* _EXTRACTED MATERIAL_
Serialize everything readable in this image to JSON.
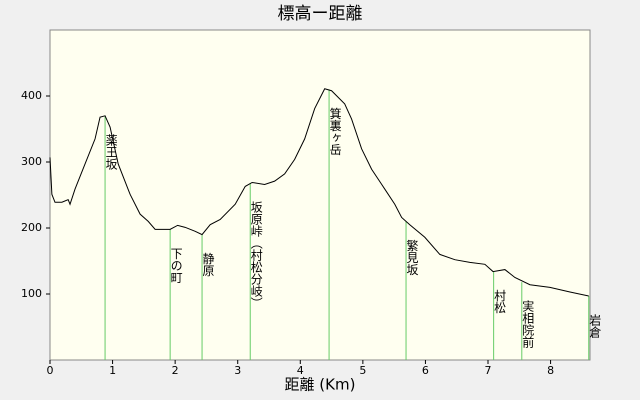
{
  "chart_data": {
    "type": "line",
    "title": "標高ー距離",
    "x_label": "距離 (Km)",
    "color": "#000000",
    "marker_color": "#66cc66",
    "background": "#fffff0",
    "xlim": [
      0,
      8.63
    ],
    "xticks": [
      0,
      1,
      2,
      3,
      4,
      5,
      6,
      7,
      8
    ],
    "ylim": [
      0,
      500
    ],
    "yticks": [
      100,
      200,
      300,
      400
    ],
    "x": [
      0,
      0.03,
      0.08,
      0.19,
      0.29,
      0.32,
      0.4,
      0.56,
      0.72,
      0.8,
      0.88,
      0.96,
      1.09,
      1.28,
      1.44,
      1.57,
      1.68,
      1.92,
      2.04,
      2.16,
      2.32,
      2.43,
      2.56,
      2.72,
      2.96,
      3.12,
      3.23,
      3.43,
      3.59,
      3.75,
      3.91,
      4.07,
      4.23,
      4.39,
      4.5,
      4.71,
      4.82,
      4.98,
      5.14,
      5.35,
      5.51,
      5.62,
      5.75,
      5.99,
      6.23,
      6.47,
      6.71,
      6.95,
      7.08,
      7.27,
      7.43,
      7.67,
      7.99,
      8.31,
      8.61
    ],
    "values": [
      307,
      251,
      239,
      239,
      243,
      236,
      259,
      297,
      335,
      368,
      370,
      353,
      297,
      251,
      221,
      210,
      198,
      198,
      204,
      201,
      195,
      190,
      205,
      213,
      236,
      263,
      269,
      266,
      271,
      282,
      304,
      335,
      381,
      411,
      408,
      388,
      365,
      320,
      289,
      259,
      236,
      216,
      205,
      186,
      160,
      152,
      148,
      145,
      134,
      137,
      125,
      114,
      110,
      103,
      97
    ],
    "markers": [
      {
        "label": "薬王坂",
        "x": 0.88,
        "y": 370
      },
      {
        "label": "下の町",
        "x": 1.92,
        "y": 198
      },
      {
        "label": "静原",
        "x": 2.43,
        "y": 190
      },
      {
        "label": "坂原峠（村松分岐）",
        "x": 3.2,
        "y": 268
      },
      {
        "label": "箕裏ヶ岳",
        "x": 4.46,
        "y": 410
      },
      {
        "label": "繁見坂",
        "x": 5.69,
        "y": 210
      },
      {
        "label": "村松",
        "x": 7.09,
        "y": 134
      },
      {
        "label": "実相院前",
        "x": 7.54,
        "y": 118
      },
      {
        "label": "岩倉",
        "x": 8.61,
        "y": 97
      }
    ]
  }
}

* _WHAT YOU NEED TO DO_
Give every line above again exactly, with no pictures.

* _WORKED SOLUTION_
Serialize everything readable in this image to JSON.
{
  "chart_data": {
    "type": "line",
    "title": "標高ー距離",
    "x_label": "距離 (Km)",
    "color": "#000000",
    "marker_color": "#66cc66",
    "background": "#fffff0",
    "xlim": [
      0,
      8.63
    ],
    "xticks": [
      0,
      1,
      2,
      3,
      4,
      5,
      6,
      7,
      8
    ],
    "ylim": [
      0,
      500
    ],
    "yticks": [
      100,
      200,
      300,
      400
    ],
    "x": [
      0,
      0.03,
      0.08,
      0.19,
      0.29,
      0.32,
      0.4,
      0.56,
      0.72,
      0.8,
      0.88,
      0.96,
      1.09,
      1.28,
      1.44,
      1.57,
      1.68,
      1.92,
      2.04,
      2.16,
      2.32,
      2.43,
      2.56,
      2.72,
      2.96,
      3.12,
      3.23,
      3.43,
      3.59,
      3.75,
      3.91,
      4.07,
      4.23,
      4.39,
      4.5,
      4.71,
      4.82,
      4.98,
      5.14,
      5.35,
      5.51,
      5.62,
      5.75,
      5.99,
      6.23,
      6.47,
      6.71,
      6.95,
      7.08,
      7.27,
      7.43,
      7.67,
      7.99,
      8.31,
      8.61
    ],
    "values": [
      307,
      251,
      239,
      239,
      243,
      236,
      259,
      297,
      335,
      368,
      370,
      353,
      297,
      251,
      221,
      210,
      198,
      198,
      204,
      201,
      195,
      190,
      205,
      213,
      236,
      263,
      269,
      266,
      271,
      282,
      304,
      335,
      381,
      411,
      408,
      388,
      365,
      320,
      289,
      259,
      236,
      216,
      205,
      186,
      160,
      152,
      148,
      145,
      134,
      137,
      125,
      114,
      110,
      103,
      97
    ],
    "markers": [
      {
        "label": "薬王坂",
        "x": 0.88,
        "y": 370
      },
      {
        "label": "下の町",
        "x": 1.92,
        "y": 198
      },
      {
        "label": "静原",
        "x": 2.43,
        "y": 190
      },
      {
        "label": "坂原峠（村松分岐）",
        "x": 3.2,
        "y": 268
      },
      {
        "label": "箕裏ヶ岳",
        "x": 4.46,
        "y": 410
      },
      {
        "label": "繁見坂",
        "x": 5.69,
        "y": 210
      },
      {
        "label": "村松",
        "x": 7.09,
        "y": 134
      },
      {
        "label": "実相院前",
        "x": 7.54,
        "y": 118
      },
      {
        "label": "岩倉",
        "x": 8.61,
        "y": 97
      }
    ]
  }
}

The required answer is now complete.